══ Provided records
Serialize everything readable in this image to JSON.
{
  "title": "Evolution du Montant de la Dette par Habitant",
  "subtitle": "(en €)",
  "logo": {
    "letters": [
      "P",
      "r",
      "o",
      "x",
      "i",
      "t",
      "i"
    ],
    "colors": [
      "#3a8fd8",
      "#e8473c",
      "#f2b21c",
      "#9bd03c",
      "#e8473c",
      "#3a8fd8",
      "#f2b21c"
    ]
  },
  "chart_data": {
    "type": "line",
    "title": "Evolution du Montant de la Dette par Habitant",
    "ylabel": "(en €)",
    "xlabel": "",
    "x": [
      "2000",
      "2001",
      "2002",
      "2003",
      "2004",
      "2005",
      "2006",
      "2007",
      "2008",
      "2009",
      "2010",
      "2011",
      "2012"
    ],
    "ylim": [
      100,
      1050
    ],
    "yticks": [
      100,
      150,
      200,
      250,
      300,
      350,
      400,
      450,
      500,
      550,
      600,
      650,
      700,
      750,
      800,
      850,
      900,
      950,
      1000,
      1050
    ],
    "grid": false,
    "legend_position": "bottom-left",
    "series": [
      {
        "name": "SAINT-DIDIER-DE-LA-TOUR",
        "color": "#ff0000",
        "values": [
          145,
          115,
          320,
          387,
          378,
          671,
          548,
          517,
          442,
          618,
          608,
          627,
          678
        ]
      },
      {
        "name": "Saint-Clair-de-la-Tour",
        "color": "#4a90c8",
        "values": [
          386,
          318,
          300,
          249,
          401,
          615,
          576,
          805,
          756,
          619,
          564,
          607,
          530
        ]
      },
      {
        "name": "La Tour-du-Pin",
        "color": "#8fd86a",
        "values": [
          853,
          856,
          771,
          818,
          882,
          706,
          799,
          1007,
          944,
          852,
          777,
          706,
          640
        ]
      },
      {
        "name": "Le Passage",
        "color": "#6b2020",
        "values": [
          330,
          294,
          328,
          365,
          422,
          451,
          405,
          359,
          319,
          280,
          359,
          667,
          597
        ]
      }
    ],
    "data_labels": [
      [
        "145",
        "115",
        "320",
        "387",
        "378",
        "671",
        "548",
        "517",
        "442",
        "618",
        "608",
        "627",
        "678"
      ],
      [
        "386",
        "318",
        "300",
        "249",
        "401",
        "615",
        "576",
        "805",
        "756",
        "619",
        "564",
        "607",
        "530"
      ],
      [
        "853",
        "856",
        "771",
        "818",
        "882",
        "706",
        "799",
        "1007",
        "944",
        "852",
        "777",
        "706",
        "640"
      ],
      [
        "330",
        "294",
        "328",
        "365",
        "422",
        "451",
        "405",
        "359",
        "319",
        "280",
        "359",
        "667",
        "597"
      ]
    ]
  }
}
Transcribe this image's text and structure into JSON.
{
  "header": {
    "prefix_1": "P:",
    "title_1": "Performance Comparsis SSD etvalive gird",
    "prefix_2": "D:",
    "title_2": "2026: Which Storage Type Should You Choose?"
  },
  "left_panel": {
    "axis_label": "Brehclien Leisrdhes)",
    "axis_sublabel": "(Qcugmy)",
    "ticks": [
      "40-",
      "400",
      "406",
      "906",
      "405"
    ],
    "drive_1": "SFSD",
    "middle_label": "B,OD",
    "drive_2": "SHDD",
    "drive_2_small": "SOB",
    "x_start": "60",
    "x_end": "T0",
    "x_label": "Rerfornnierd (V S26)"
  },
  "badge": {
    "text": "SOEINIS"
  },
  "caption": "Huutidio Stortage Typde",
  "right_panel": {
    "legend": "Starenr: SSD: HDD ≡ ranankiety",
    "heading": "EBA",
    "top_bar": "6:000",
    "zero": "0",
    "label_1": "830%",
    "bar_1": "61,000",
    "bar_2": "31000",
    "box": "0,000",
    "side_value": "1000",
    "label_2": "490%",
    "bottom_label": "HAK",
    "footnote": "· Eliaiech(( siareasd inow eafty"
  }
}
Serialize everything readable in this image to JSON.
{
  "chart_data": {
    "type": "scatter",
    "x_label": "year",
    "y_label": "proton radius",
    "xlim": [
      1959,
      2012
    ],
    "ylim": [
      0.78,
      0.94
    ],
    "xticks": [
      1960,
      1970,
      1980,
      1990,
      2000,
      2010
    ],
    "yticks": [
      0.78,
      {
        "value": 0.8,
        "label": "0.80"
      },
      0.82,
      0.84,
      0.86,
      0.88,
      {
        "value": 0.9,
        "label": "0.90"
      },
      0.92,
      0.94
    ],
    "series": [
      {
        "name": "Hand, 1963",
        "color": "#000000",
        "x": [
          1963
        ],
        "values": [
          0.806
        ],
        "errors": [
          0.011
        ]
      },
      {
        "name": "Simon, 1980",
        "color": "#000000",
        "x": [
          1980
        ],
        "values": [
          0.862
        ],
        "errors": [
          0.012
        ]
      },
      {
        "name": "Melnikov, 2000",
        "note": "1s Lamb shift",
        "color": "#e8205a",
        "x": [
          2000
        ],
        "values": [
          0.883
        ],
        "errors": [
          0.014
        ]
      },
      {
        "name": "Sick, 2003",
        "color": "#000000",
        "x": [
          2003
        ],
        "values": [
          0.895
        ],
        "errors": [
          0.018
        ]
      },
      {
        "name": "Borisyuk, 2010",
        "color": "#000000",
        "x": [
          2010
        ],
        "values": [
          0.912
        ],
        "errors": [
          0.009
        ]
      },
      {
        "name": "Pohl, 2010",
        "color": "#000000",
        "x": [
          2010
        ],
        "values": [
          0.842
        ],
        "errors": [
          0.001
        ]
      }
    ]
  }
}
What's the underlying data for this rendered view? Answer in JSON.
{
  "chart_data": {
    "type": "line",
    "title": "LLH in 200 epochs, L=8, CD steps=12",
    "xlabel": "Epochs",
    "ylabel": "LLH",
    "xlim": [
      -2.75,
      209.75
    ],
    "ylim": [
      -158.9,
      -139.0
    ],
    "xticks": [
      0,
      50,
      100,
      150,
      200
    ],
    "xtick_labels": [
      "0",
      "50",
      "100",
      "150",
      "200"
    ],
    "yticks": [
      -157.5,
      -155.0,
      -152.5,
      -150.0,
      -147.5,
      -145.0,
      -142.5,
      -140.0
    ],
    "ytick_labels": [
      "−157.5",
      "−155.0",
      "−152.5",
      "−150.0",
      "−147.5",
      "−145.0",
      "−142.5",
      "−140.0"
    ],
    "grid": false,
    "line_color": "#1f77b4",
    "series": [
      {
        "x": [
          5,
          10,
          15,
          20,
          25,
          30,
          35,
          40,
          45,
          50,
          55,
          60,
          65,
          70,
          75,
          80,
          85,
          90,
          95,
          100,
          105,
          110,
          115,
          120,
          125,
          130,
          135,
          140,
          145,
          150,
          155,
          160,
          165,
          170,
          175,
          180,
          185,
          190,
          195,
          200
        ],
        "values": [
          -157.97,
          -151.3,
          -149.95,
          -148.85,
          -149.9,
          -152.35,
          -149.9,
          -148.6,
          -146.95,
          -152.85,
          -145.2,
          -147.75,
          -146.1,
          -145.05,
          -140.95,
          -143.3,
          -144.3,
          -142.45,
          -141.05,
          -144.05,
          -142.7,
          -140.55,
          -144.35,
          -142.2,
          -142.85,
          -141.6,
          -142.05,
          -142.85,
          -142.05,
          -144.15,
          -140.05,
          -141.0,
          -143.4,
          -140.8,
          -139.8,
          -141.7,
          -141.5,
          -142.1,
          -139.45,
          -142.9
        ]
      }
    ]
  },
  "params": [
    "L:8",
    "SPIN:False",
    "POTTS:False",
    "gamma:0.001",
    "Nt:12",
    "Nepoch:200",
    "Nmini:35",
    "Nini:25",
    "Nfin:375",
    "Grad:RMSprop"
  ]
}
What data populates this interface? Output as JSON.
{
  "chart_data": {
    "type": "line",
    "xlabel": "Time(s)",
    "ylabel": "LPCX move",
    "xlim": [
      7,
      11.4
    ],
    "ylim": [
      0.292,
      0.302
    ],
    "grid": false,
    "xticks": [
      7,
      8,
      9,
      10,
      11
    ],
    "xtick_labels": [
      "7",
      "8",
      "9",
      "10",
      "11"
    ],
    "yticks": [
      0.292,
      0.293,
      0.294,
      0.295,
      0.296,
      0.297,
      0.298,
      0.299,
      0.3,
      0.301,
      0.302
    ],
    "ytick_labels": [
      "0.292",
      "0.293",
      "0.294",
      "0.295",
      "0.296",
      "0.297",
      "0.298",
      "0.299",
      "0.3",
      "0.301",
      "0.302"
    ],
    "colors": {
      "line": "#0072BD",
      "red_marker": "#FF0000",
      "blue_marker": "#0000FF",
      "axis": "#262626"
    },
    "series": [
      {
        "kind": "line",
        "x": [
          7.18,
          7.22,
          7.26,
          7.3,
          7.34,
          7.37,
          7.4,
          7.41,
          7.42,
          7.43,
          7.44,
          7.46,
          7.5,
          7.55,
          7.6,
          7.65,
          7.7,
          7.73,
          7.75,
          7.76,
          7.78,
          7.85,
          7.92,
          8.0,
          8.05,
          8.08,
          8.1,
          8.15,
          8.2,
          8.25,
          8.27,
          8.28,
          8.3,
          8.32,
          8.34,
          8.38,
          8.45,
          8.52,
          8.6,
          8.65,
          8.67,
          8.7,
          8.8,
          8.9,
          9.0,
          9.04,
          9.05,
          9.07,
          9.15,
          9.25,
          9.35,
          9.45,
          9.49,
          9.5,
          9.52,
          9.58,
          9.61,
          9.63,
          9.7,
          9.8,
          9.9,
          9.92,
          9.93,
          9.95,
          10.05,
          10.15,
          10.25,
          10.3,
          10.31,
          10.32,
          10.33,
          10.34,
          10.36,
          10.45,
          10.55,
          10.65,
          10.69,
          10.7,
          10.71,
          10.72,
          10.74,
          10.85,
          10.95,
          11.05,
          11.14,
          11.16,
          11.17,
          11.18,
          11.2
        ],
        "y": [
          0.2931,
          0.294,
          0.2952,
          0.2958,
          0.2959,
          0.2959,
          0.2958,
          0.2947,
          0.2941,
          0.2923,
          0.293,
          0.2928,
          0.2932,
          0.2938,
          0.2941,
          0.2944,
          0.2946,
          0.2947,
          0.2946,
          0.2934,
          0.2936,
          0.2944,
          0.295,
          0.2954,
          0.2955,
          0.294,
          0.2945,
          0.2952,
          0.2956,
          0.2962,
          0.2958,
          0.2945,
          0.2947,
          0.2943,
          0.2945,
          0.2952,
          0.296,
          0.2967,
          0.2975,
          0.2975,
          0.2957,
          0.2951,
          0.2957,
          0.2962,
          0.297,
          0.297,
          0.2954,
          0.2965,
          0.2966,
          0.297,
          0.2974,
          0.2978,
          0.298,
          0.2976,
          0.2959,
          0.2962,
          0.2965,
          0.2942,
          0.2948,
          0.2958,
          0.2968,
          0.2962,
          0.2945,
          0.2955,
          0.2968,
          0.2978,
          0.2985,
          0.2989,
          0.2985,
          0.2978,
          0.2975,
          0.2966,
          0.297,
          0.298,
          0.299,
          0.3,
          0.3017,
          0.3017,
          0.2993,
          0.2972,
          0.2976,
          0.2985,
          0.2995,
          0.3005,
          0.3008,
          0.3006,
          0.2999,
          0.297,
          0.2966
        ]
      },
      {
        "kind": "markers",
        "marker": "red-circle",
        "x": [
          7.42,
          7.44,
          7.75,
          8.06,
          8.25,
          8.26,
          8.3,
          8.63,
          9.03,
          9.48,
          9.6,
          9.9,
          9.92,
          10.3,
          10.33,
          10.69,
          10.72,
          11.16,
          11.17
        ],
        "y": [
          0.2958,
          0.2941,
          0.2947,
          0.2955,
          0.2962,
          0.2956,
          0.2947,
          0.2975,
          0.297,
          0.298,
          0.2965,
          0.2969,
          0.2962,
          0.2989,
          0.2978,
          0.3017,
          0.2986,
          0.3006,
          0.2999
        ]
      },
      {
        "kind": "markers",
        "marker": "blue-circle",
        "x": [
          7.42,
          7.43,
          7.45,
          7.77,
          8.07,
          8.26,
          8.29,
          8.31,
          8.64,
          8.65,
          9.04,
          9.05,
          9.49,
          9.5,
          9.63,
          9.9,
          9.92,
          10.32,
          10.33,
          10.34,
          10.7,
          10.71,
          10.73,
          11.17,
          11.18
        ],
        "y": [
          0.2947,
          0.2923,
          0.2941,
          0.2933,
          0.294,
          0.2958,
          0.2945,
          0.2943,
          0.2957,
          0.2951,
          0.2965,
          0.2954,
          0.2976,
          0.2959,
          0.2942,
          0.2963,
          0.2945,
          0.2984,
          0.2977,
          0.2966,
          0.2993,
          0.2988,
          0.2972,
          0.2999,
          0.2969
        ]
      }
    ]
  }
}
════
Copy every line of the listing where the word "JSON" appears.

Full solution:
Serialize everything readable in this image to JSON.
Transcribe this image's text and structure into JSON.
Serialize everything readable in this image to JSON.
What's the underlying data for this rendered view? Answer in JSON.
What data populates this interface? Output as JSON.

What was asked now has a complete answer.